═════ Material shown

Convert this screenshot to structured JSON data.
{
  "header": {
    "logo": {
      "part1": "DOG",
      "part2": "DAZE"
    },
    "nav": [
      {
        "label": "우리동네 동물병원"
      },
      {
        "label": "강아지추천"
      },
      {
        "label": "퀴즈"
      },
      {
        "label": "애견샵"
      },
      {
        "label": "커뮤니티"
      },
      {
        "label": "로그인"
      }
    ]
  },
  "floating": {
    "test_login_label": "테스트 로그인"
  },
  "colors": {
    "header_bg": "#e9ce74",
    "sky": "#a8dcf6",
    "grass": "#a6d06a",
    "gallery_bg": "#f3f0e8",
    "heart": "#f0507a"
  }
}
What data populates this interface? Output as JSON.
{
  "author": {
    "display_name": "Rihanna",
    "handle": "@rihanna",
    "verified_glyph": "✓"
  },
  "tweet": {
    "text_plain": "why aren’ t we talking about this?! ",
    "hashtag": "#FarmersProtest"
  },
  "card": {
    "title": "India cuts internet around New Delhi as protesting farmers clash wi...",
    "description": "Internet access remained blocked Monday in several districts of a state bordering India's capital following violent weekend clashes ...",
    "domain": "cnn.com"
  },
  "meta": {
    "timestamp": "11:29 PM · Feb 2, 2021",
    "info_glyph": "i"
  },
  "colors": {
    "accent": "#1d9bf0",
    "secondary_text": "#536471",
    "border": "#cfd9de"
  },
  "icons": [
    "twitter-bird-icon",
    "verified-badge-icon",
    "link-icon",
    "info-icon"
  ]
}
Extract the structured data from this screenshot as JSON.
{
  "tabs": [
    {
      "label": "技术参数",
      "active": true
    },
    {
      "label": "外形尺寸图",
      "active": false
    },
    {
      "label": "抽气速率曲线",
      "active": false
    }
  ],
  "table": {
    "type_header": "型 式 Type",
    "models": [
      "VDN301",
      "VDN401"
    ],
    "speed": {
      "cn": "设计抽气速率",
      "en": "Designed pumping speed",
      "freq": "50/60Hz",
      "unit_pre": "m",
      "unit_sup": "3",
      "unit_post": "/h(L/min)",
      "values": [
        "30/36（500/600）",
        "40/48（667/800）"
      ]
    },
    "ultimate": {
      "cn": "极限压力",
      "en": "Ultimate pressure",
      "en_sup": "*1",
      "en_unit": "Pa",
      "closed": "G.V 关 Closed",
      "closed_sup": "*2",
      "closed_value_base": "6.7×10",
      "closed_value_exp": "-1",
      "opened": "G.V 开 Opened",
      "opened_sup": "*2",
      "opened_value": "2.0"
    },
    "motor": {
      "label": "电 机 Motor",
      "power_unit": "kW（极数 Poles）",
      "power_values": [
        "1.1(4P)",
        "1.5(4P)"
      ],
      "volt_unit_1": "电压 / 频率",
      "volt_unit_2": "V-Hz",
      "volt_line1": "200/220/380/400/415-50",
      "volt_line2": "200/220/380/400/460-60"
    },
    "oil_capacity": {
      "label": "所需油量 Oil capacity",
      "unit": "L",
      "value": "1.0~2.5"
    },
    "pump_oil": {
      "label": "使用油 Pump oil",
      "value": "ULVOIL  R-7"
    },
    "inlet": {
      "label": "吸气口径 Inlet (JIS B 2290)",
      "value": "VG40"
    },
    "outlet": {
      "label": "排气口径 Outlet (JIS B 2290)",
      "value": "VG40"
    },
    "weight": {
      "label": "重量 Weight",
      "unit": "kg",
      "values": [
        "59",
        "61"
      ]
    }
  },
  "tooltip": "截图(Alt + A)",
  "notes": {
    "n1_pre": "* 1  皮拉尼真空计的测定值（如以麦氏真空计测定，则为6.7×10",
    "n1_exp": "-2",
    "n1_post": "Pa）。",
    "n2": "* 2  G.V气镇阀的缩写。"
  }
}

══════════

— Written task —
Copy the lines from the entries above in which the word "JSON" appears.

— Solved exercise —
Convert this screenshot to structured JSON data.
What data populates this interface? Output as JSON.
Extract the structured data from this screenshot as JSON.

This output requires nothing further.